Given entries:
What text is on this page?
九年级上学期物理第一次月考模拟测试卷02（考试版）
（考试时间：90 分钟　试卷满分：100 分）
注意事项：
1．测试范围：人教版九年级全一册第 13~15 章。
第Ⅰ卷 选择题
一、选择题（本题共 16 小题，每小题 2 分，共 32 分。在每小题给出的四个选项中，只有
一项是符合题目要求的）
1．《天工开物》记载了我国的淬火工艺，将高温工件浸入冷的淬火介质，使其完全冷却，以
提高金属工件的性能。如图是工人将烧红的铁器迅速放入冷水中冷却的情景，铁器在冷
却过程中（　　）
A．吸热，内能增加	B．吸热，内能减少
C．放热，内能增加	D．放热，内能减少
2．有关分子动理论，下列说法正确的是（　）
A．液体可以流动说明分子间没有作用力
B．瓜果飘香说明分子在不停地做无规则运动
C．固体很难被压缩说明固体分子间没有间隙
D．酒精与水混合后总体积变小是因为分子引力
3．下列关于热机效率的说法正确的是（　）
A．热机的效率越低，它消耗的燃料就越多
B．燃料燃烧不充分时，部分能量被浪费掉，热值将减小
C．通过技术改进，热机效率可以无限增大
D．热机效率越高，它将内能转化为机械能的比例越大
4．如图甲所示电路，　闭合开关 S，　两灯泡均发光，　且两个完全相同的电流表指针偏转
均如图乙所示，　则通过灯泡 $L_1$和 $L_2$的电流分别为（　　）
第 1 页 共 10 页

What to work on:
Repeat every line of the material exactly as given.

Answer to the task:
What text is on this page?
九年级上学期物理第一次月考模拟测试卷02（考试版）
（考试时间：90 分钟　试卷满分：100 分）
注意事项：
1．测试范围：人教版九年级全一册第 13~15 章。
第Ⅰ卷 选择题
一、选择题（本题共 16 小题，每小题 2 分，共 32 分。在每小题给出的四个选项中，只有
一项是符合题目要求的）
1．《天工开物》记载了我国的淬火工艺，将高温工件浸入冷的淬火介质，使其完全冷却，以
提高金属工件的性能。如图是工人将烧红的铁器迅速放入冷水中冷却的情景，铁器在冷
却过程中（　　）
A．吸热，内能增加	B．吸热，内能减少
C．放热，内能增加	D．放热，内能减少
2．有关分子动理论，下列说法正确的是（　）
A．液体可以流动说明分子间没有作用力
B．瓜果飘香说明分子在不停地做无规则运动
C．固体很难被压缩说明固体分子间没有间隙
D．酒精与水混合后总体积变小是因为分子引力
3．下列关于热机效率的说法正确的是（　）
A．热机的效率越低，它消耗的燃料就越多
B．燃料燃烧不充分时，部分能量被浪费掉，热值将减小
C．通过技术改进，热机效率可以无限增大
D．热机效率越高，它将内能转化为机械能的比例越大
4．如图甲所示电路，　闭合开关 S，　两灯泡均发光，　且两个完全相同的电流表指针偏转
均如图乙所示，　则通过灯泡 $L_1$和 $L_2$的电流分别为（　　）
第 1 页 共 10 页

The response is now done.